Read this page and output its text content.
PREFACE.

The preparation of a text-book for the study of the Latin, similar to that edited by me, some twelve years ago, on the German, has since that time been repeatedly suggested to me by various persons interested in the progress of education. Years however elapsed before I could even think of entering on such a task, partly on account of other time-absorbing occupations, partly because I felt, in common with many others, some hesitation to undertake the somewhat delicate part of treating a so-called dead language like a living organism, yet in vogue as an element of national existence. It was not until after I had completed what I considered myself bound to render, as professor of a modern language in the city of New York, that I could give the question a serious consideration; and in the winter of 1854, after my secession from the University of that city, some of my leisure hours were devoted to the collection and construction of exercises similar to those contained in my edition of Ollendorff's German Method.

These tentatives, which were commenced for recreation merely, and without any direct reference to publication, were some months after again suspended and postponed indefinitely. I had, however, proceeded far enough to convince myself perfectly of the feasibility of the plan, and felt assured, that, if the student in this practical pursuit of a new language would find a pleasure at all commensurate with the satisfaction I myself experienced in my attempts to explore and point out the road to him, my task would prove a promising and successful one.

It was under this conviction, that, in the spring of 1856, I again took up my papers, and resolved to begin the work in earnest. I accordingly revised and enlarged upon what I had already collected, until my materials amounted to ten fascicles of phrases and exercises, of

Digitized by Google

============

WHAT YOU HAVE TO DO >>
Extract the complete listing above, reproducing each line exactly.

ANSWER TO THIS TASK >>
Read this page and output its text content.
PREFACE.

The preparation of a text-book for the study of the Latin, similar to that edited by me, some twelve years ago, on the German, has since that time been repeatedly suggested to me by various persons interested in the progress of education. Years however elapsed before I could even think of entering on such a task, partly on account of other time-absorbing occupations, partly because I felt, in common with many others, some hesitation to undertake the somewhat delicate part of treating a so-called dead language like a living organism, yet in vogue as an element of national existence. It was not until after I had completed what I considered myself bound to render, as professor of a modern language in the city of New York, that I could give the question a serious consideration; and in the winter of 1854, after my secession from the University of that city, some of my leisure hours were devoted to the collection and construction of exercises similar to those contained in my edition of Ollendorff's German Method.

These tentatives, which were commenced for recreation merely, and without any direct reference to publication, were some months after again suspended and postponed indefinitely. I had, however, proceeded far enough to convince myself perfectly of the feasibility of the plan, and felt assured, that, if the student in this practical pursuit of a new language would find a pleasure at all commensurate with the satisfaction I myself experienced in my attempts to explore and point out the road to him, my task would prove a promising and successful one.

It was under this conviction, that, in the spring of 1856, I again took up my papers, and resolved to begin the work in earnest. I accordingly revised and enlarged upon what I had already collected, until my materials amounted to ten fascicles of phrases and exercises, of

Digitized by Google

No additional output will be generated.